## GIVEN INSTRUCTION
All of the lines below are to be transcribed faithfully, with pictures excluded from the copy.

## SUPPLIED INFORMATION
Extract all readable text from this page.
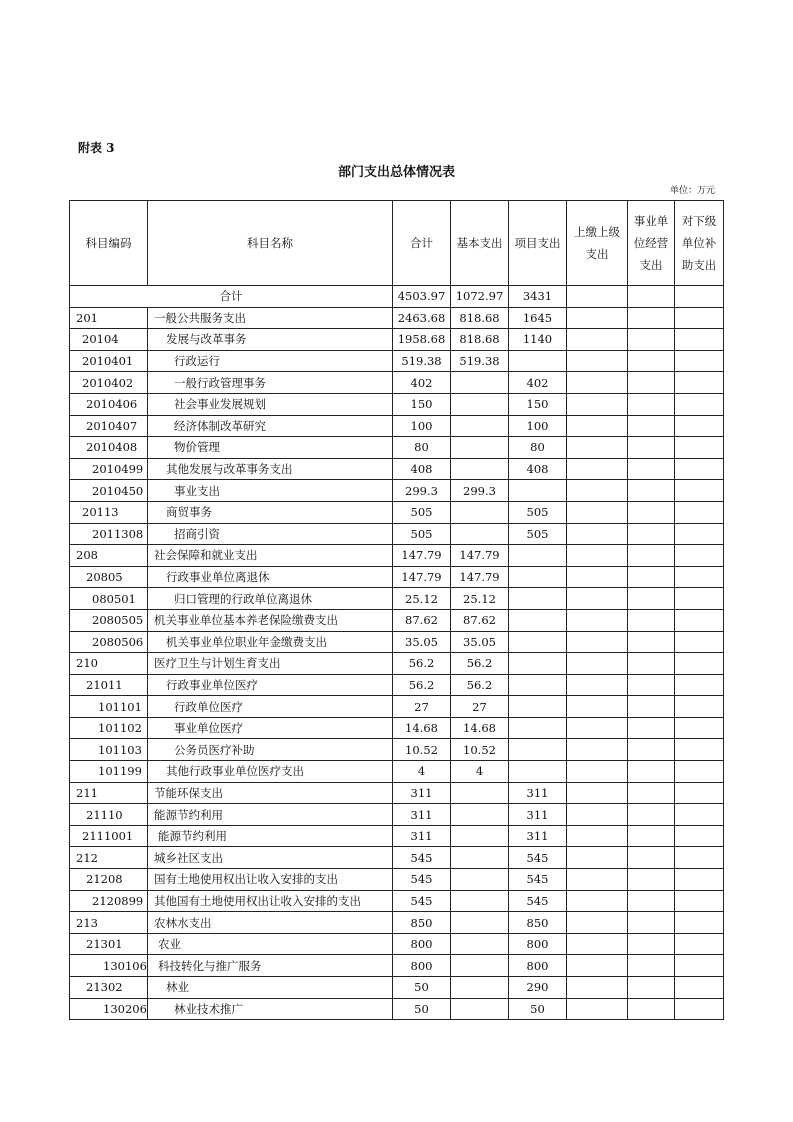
附表 3
部门支出总体情况表
单位：万元
科目编码	科目名称	合计	基本支出	项目支出	上缴上级支出	事业单位经营支出	对下级单位补助支出
合计		4503.97	1072.97	3431			
201	一般公共服务支出	2463.68	818.68	1645			
20104	发展与改革事务	1958.68	818.68	1140			
2010401	行政运行	519.38	519.38				
2010402	一般行政管理事务	402		402			
2010406	社会事业发展规划	150		150			
2010407	经济体制改革研究	100		100			
2010408	物价管理	80		80			
2010499	其他发展与改革事务支出	408		408			
2010450	事业支出	299.3	299.3				
20113	商贸事务	505		505			
2011308	招商引资	505		505			
208	社会保障和就业支出	147.79	147.79				
20805	行政事业单位离退休	147.79	147.79				
080501	归口管理的行政单位离退休	25.12	25.12				
2080505	机关事业单位基本养老保险缴费支出	87.62	87.62				
2080506	机关事业单位职业年金缴费支出	35.05	35.05				
210	医疗卫生与计划生育支出	56.2	56.2				
21011	行政事业单位医疗	56.2	56.2				
101101	行政单位医疗	27	27				
101102	事业单位医疗	14.68	14.68				
101103	公务员医疗补助	10.52	10.52				
101199	其他行政事业单位医疗支出	4	4				
211	节能环保支出	311		311			
21110	能源节约利用	311		311			
2111001	能源节约利用	311		311			
212	城乡社区支出	545		545			
21208	国有土地使用权出让收入安排的支出	545		545			
2120899	其他国有土地使用权出让收入安排的支出	545		545			
213	农林水支出	850		850			
21301	农业	800		800			
130106	科技转化与推广服务	800		800			
21302	林业	50		290			
130206	林业技术推广	50		50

## FINISHED EXERCISE
Extract all readable text from this page.
附表 3
部门支出总体情况表
单位：万元
科目编码	科目名称	合计	基本支出	项目支出	上缴上级支出	事业单位经营支出	对下级单位补助支出
合计		4503.97	1072.97	3431			
201	一般公共服务支出	2463.68	818.68	1645			
20104	发展与改革事务	1958.68	818.68	1140			
2010401	行政运行	519.38	519.38				
2010402	一般行政管理事务	402		402			
2010406	社会事业发展规划	150		150			
2010407	经济体制改革研究	100		100			
2010408	物价管理	80		80			
2010499	其他发展与改革事务支出	408		408			
2010450	事业支出	299.3	299.3				
20113	商贸事务	505		505			
2011308	招商引资	505		505			
208	社会保障和就业支出	147.79	147.79				
20805	行政事业单位离退休	147.79	147.79				
080501	归口管理的行政单位离退休	25.12	25.12				
2080505	机关事业单位基本养老保险缴费支出	87.62	87.62				
2080506	机关事业单位职业年金缴费支出	35.05	35.05				
210	医疗卫生与计划生育支出	56.2	56.2				
21011	行政事业单位医疗	56.2	56.2				
101101	行政单位医疗	27	27				
101102	事业单位医疗	14.68	14.68				
101103	公务员医疗补助	10.52	10.52				
101199	其他行政事业单位医疗支出	4	4				
211	节能环保支出	311		311			
21110	能源节约利用	311		311			
2111001	能源节约利用	311		311			
212	城乡社区支出	545		545			
21208	国有土地使用权出让收入安排的支出	545		545			
2120899	其他国有土地使用权出让收入安排的支出	545		545			
213	农林水支出	850		850			
21301	农业	800		800			
130106	科技转化与推广服务	800		800			
21302	林业	50		290			
130206	林业技术推广	50		50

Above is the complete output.